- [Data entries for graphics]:
◇ ◇ ◇ ◇
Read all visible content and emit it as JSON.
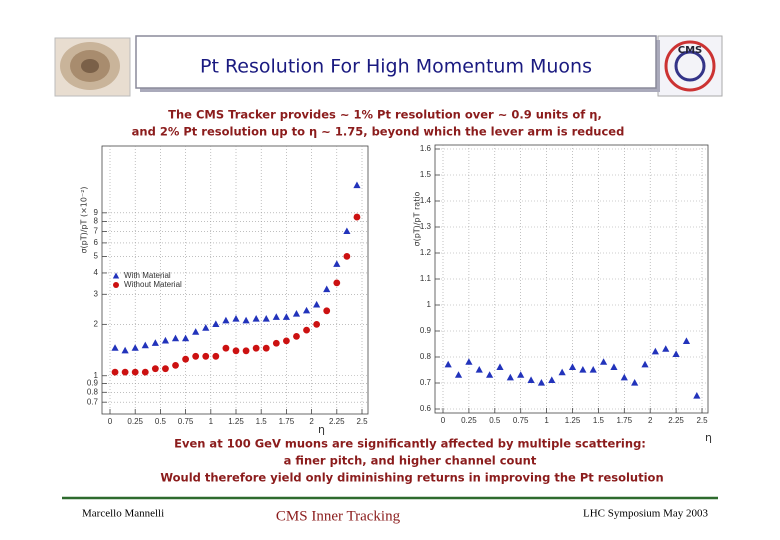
{
  "title": "Pt Resolution For High Momentum Muons",
  "subtitle": [
    "The CMS Tracker provides ~ 1% Pt resolution over ~ 0.9 units of η,",
    "and 2% Pt resolution up to η ~ 1.75, beyond which the lever arm is reduced"
  ],
  "caption": [
    "Even at 100 GeV muons are significantly affected by multiple scattering:",
    "a finer pitch, and higher channel count",
    "Would therefore yield only diminishing returns in improving the Pt resolution"
  ],
  "footer": {
    "left": "Marcello Mannelli",
    "center": "CMS Inner Tracking",
    "right": "LHC Symposium May 2003"
  },
  "chart_data": [
    {
      "type": "scatter",
      "x_label": "η",
      "y_label": "σ(pT)/pT (×10⁻²)",
      "log_y": true,
      "grid": true,
      "legend": "left",
      "xlim": [
        0,
        2.5
      ],
      "ylim": [
        0.63,
        21
      ],
      "xticks": [
        0,
        0.25,
        0.5,
        0.75,
        1,
        1.25,
        1.5,
        1.75,
        2,
        2.25,
        2.5
      ],
      "yticks": [
        0.7,
        0.8,
        0.9,
        1,
        2,
        3,
        4,
        5,
        6,
        7,
        8,
        9
      ],
      "x": [
        0.05,
        0.15,
        0.25,
        0.35,
        0.45,
        0.55,
        0.65,
        0.75,
        0.85,
        0.95,
        1.05,
        1.15,
        1.25,
        1.35,
        1.45,
        1.55,
        1.65,
        1.75,
        1.85,
        1.95,
        2.05,
        2.15,
        2.25,
        2.35,
        2.45
      ],
      "series": [
        {
          "name": "With Material",
          "color": "#2233bb",
          "marker": "triangle",
          "values": [
            1.45,
            1.4,
            1.45,
            1.5,
            1.55,
            1.6,
            1.65,
            1.65,
            1.8,
            1.9,
            2.0,
            2.1,
            2.15,
            2.1,
            2.15,
            2.15,
            2.2,
            2.2,
            2.3,
            2.4,
            2.6,
            3.2,
            4.5,
            7,
            13
          ]
        },
        {
          "name": "Without Material",
          "color": "#cc1111",
          "marker": "circle",
          "values": [
            1.05,
            1.05,
            1.05,
            1.05,
            1.1,
            1.1,
            1.15,
            1.25,
            1.3,
            1.3,
            1.3,
            1.45,
            1.4,
            1.4,
            1.45,
            1.45,
            1.55,
            1.6,
            1.7,
            1.85,
            2.0,
            2.4,
            3.5,
            5,
            8.5
          ]
        }
      ]
    },
    {
      "type": "scatter",
      "x_label": "η",
      "y_label": "σ(pT)/pT ratio",
      "log_y": false,
      "grid": true,
      "xlim": [
        0,
        2.5
      ],
      "ylim": [
        0.6,
        1.6
      ],
      "xticks": [
        0,
        0.25,
        0.5,
        0.75,
        1,
        1.25,
        1.5,
        1.75,
        2,
        2.25,
        2.5
      ],
      "yticks": [
        0.6,
        0.7,
        0.8,
        0.9,
        1,
        1.1,
        1.2,
        1.3,
        1.4,
        1.5,
        1.6
      ],
      "x": [
        0.05,
        0.15,
        0.25,
        0.35,
        0.45,
        0.55,
        0.65,
        0.75,
        0.85,
        0.95,
        1.05,
        1.15,
        1.25,
        1.35,
        1.45,
        1.55,
        1.65,
        1.75,
        1.85,
        1.95,
        2.05,
        2.15,
        2.25,
        2.35,
        2.45
      ],
      "series": [
        {
          "color": "#2233bb",
          "marker": "triangle",
          "values": [
            0.77,
            0.73,
            0.78,
            0.75,
            0.73,
            0.76,
            0.72,
            0.73,
            0.71,
            0.7,
            0.71,
            0.74,
            0.76,
            0.75,
            0.75,
            0.78,
            0.76,
            0.72,
            0.7,
            0.77,
            0.82,
            0.83,
            0.81,
            0.86,
            0.65
          ]
        }
      ]
    }
  ]
}
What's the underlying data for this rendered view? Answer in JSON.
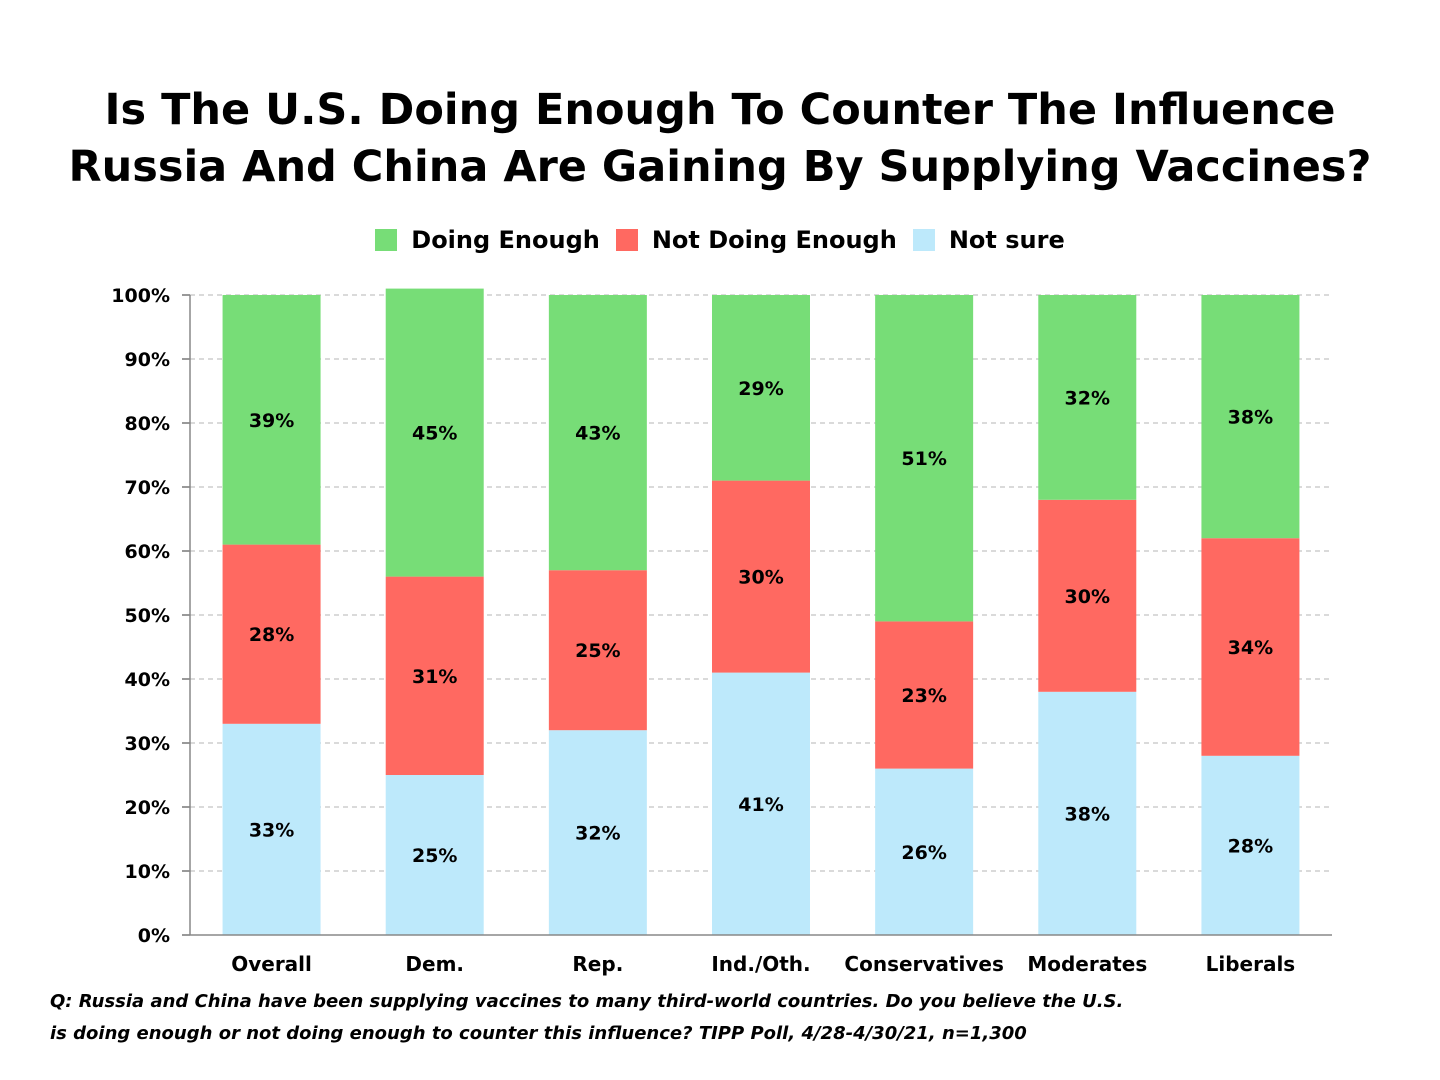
{
  "chart_data": {
    "type": "bar",
    "stacked": true,
    "title_lines": [
      "Is The U.S. Doing Enough To Counter The Influence",
      "Russia And China Are Gaining By Supplying Vaccines?"
    ],
    "categories": [
      "Overall",
      "Dem.",
      "Rep.",
      "Ind./Oth.",
      "Conservatives",
      "Moderates",
      "Liberals"
    ],
    "series": [
      {
        "name": "Not sure",
        "color": "#bde9fb",
        "values": [
          33,
          25,
          32,
          41,
          26,
          38,
          28
        ]
      },
      {
        "name": "Not Doing Enough",
        "color": "#ff6961",
        "values": [
          28,
          31,
          25,
          30,
          23,
          30,
          34
        ]
      },
      {
        "name": "Doing Enough",
        "color": "#77dd77",
        "values": [
          39,
          45,
          43,
          29,
          51,
          32,
          38
        ]
      }
    ],
    "legend_order": [
      "Doing Enough",
      "Not Doing Enough",
      "Not sure"
    ],
    "ylim": [
      0,
      100
    ],
    "yticks": [
      "0%",
      "10%",
      "20%",
      "30%",
      "40%",
      "50%",
      "60%",
      "70%",
      "80%",
      "90%",
      "100%"
    ],
    "grid": true,
    "legend_position": "top-center"
  },
  "footnote": {
    "line1": "Q:  Russia and China have been supplying vaccines to many third-world countries.  Do you believe the U.S.",
    "line2": "is doing enough or not doing enough to counter this influence? TIPP Poll, 4/28-4/30/21, n=1,300"
  }
}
◇ ◇ ◇ ◇
- [WHAT THIS TASK INVOLVES]:
The data should be printed again unchanged; leave its pictures out.

- [FINISHED ANSWER]:
Read all visible content and emit it as JSON.
{
  "title": "Pt Resolution For High Momentum Muons",
  "subtitle": [
    "The CMS Tracker provides ~ 1% Pt resolution over ~ 0.9 units of η,",
    "and 2% Pt resolution up to η ~ 1.75, beyond which the lever arm is reduced"
  ],
  "caption": [
    "Even at 100 GeV muons are significantly affected by multiple scattering:",
    "a finer pitch, and higher channel count",
    "Would therefore yield only diminishing returns in improving the Pt resolution"
  ],
  "footer": {
    "left": "Marcello Mannelli",
    "center": "CMS Inner Tracking",
    "right": "LHC Symposium May 2003"
  },
  "chart_data": [
    {
      "type": "scatter",
      "x_label": "η",
      "y_label": "σ(pT)/pT (×10⁻²)",
      "log_y": true,
      "grid": true,
      "legend": "left",
      "xlim": [
        0,
        2.5
      ],
      "ylim": [
        0.63,
        21
      ],
      "xticks": [
        0,
        0.25,
        0.5,
        0.75,
        1,
        1.25,
        1.5,
        1.75,
        2,
        2.25,
        2.5
      ],
      "yticks": [
        0.7,
        0.8,
        0.9,
        1,
        2,
        3,
        4,
        5,
        6,
        7,
        8,
        9
      ],
      "x": [
        0.05,
        0.15,
        0.25,
        0.35,
        0.45,
        0.55,
        0.65,
        0.75,
        0.85,
        0.95,
        1.05,
        1.15,
        1.25,
        1.35,
        1.45,
        1.55,
        1.65,
        1.75,
        1.85,
        1.95,
        2.05,
        2.15,
        2.25,
        2.35,
        2.45
      ],
      "series": [
        {
          "name": "With Material",
          "color": "#2233bb",
          "marker": "triangle",
          "values": [
            1.45,
            1.4,
            1.45,
            1.5,
            1.55,
            1.6,
            1.65,
            1.65,
            1.8,
            1.9,
            2.0,
            2.1,
            2.15,
            2.1,
            2.15,
            2.15,
            2.2,
            2.2,
            2.3,
            2.4,
            2.6,
            3.2,
            4.5,
            7,
            13
          ]
        },
        {
          "name": "Without Material",
          "color": "#cc1111",
          "marker": "circle",
          "values": [
            1.05,
            1.05,
            1.05,
            1.05,
            1.1,
            1.1,
            1.15,
            1.25,
            1.3,
            1.3,
            1.3,
            1.45,
            1.4,
            1.4,
            1.45,
            1.45,
            1.55,
            1.6,
            1.7,
            1.85,
            2.0,
            2.4,
            3.5,
            5,
            8.5
          ]
        }
      ]
    },
    {
      "type": "scatter",
      "x_label": "η",
      "y_label": "σ(pT)/pT ratio",
      "log_y": false,
      "grid": true,
      "xlim": [
        0,
        2.5
      ],
      "ylim": [
        0.6,
        1.6
      ],
      "xticks": [
        0,
        0.25,
        0.5,
        0.75,
        1,
        1.25,
        1.5,
        1.75,
        2,
        2.25,
        2.5
      ],
      "yticks": [
        0.6,
        0.7,
        0.8,
        0.9,
        1,
        1.1,
        1.2,
        1.3,
        1.4,
        1.5,
        1.6
      ],
      "x": [
        0.05,
        0.15,
        0.25,
        0.35,
        0.45,
        0.55,
        0.65,
        0.75,
        0.85,
        0.95,
        1.05,
        1.15,
        1.25,
        1.35,
        1.45,
        1.55,
        1.65,
        1.75,
        1.85,
        1.95,
        2.05,
        2.15,
        2.25,
        2.35,
        2.45
      ],
      "series": [
        {
          "color": "#2233bb",
          "marker": "triangle",
          "values": [
            0.77,
            0.73,
            0.78,
            0.75,
            0.73,
            0.76,
            0.72,
            0.73,
            0.71,
            0.7,
            0.71,
            0.74,
            0.76,
            0.75,
            0.75,
            0.78,
            0.76,
            0.72,
            0.7,
            0.77,
            0.82,
            0.83,
            0.81,
            0.86,
            0.65
          ]
        }
      ]
    }
  ]
}
What's the underlying data for this rendered view? Answer in JSON.
{
  "chart_data": {
    "type": "bar",
    "stacked": true,
    "title_lines": [
      "Is The U.S. Doing Enough To Counter The Influence",
      "Russia And China Are Gaining By Supplying Vaccines?"
    ],
    "categories": [
      "Overall",
      "Dem.",
      "Rep.",
      "Ind./Oth.",
      "Conservatives",
      "Moderates",
      "Liberals"
    ],
    "series": [
      {
        "name": "Not sure",
        "color": "#bde9fb",
        "values": [
          33,
          25,
          32,
          41,
          26,
          38,
          28
        ]
      },
      {
        "name": "Not Doing Enough",
        "color": "#ff6961",
        "values": [
          28,
          31,
          25,
          30,
          23,
          30,
          34
        ]
      },
      {
        "name": "Doing Enough",
        "color": "#77dd77",
        "values": [
          39,
          45,
          43,
          29,
          51,
          32,
          38
        ]
      }
    ],
    "legend_order": [
      "Doing Enough",
      "Not Doing Enough",
      "Not sure"
    ],
    "ylim": [
      0,
      100
    ],
    "yticks": [
      "0%",
      "10%",
      "20%",
      "30%",
      "40%",
      "50%",
      "60%",
      "70%",
      "80%",
      "90%",
      "100%"
    ],
    "grid": true,
    "legend_position": "top-center"
  },
  "footnote": {
    "line1": "Q:  Russia and China have been supplying vaccines to many third-world countries.  Do you believe the U.S.",
    "line2": "is doing enough or not doing enough to counter this influence? TIPP Poll, 4/28-4/30/21, n=1,300"
  }
}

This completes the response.